GIVEN EXERCISE >> Identify each line containing the word "qualifiers" and copy it.

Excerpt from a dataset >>
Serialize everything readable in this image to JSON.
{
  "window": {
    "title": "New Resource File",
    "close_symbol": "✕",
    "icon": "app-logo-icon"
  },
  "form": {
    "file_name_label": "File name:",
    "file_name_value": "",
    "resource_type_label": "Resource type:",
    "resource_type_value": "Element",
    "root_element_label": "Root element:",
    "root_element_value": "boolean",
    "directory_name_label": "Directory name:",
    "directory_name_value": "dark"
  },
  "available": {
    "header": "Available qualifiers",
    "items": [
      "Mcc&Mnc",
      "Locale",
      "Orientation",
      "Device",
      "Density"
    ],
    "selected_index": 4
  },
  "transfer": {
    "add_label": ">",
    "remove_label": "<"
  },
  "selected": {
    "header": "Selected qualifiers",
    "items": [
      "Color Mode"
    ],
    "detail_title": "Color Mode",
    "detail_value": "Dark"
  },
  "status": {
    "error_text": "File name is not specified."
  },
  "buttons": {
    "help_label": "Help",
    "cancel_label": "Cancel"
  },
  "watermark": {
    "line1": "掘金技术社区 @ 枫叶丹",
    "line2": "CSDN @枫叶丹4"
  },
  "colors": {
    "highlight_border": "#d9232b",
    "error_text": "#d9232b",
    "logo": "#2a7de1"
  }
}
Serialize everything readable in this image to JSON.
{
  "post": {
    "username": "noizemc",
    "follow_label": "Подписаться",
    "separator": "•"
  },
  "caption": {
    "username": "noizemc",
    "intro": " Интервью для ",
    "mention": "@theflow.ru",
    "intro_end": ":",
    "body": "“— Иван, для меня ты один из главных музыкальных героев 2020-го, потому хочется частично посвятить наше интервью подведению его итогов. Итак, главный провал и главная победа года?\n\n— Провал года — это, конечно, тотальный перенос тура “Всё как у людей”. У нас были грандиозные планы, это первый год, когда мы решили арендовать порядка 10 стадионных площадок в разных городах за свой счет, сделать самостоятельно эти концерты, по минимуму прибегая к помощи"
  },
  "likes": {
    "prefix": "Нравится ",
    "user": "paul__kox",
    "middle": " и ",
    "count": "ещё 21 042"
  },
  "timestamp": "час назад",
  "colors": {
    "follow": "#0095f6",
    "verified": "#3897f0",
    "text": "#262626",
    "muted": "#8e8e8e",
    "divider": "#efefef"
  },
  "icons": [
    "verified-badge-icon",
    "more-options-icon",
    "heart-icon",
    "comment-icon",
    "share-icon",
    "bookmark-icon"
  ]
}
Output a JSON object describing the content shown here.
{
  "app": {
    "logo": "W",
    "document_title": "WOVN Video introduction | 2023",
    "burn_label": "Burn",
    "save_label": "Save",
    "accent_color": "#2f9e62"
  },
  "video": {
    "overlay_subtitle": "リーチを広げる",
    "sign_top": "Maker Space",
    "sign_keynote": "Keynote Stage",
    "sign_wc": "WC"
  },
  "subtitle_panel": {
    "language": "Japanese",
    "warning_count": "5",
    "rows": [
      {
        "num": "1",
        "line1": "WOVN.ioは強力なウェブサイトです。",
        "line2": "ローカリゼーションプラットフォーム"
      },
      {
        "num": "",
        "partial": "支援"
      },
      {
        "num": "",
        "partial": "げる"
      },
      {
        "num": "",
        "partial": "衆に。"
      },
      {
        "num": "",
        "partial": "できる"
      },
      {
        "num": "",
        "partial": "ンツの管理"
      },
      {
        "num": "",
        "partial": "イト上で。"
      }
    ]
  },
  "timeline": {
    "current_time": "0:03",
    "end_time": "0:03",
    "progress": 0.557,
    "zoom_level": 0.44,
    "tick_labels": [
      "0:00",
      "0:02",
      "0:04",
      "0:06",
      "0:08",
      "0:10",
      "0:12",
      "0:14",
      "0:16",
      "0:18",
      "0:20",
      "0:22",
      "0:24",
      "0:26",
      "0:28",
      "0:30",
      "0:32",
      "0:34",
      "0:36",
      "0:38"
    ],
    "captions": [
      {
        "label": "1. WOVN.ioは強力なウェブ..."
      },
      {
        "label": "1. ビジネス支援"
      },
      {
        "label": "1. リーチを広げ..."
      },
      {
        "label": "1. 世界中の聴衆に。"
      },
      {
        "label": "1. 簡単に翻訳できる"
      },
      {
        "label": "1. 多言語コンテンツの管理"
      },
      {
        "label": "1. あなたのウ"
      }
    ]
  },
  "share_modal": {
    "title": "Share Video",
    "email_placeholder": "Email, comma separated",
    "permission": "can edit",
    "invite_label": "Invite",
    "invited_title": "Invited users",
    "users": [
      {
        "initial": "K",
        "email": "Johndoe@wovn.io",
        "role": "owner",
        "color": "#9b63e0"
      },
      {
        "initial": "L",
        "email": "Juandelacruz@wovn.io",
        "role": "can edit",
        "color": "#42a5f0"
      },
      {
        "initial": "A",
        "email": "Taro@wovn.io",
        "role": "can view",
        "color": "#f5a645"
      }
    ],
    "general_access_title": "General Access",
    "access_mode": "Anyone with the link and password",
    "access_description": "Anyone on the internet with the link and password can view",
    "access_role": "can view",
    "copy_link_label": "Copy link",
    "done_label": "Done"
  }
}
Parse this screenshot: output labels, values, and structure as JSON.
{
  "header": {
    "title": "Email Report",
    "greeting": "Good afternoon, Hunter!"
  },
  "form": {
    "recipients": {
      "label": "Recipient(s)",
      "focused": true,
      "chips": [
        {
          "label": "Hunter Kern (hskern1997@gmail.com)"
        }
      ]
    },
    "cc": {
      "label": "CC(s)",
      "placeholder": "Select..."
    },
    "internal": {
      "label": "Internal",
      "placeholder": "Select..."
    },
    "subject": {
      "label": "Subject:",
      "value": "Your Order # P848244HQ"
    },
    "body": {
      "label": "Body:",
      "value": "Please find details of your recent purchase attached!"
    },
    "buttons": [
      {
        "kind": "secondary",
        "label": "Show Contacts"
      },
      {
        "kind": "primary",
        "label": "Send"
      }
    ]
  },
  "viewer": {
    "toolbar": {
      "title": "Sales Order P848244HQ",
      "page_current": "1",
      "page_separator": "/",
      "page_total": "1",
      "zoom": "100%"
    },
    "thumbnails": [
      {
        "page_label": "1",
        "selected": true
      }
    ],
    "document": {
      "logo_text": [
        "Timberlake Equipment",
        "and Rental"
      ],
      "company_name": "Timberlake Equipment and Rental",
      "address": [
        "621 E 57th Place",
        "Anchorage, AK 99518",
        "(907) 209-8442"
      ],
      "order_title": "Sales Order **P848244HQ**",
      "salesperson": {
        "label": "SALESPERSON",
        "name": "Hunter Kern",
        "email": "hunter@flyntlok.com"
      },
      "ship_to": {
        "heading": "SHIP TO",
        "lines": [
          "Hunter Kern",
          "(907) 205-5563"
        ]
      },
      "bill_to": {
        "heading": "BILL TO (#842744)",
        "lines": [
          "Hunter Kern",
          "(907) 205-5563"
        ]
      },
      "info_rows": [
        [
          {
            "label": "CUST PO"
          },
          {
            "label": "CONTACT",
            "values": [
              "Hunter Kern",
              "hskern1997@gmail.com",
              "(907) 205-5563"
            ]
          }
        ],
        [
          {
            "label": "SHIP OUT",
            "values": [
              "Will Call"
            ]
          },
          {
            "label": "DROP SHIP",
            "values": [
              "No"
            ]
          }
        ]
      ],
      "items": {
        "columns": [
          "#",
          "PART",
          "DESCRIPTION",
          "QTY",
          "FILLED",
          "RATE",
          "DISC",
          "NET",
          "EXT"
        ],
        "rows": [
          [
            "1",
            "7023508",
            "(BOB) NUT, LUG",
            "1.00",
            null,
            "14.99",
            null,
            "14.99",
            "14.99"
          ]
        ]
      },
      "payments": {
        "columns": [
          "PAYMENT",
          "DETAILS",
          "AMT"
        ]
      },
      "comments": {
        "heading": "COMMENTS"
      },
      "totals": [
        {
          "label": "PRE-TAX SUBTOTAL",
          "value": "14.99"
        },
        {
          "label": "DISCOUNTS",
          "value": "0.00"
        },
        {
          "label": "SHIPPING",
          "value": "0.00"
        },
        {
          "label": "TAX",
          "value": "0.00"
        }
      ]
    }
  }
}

FULL RESPONSE >>
    "header": "Available qualifiers",
    "header": "Selected qualifiers",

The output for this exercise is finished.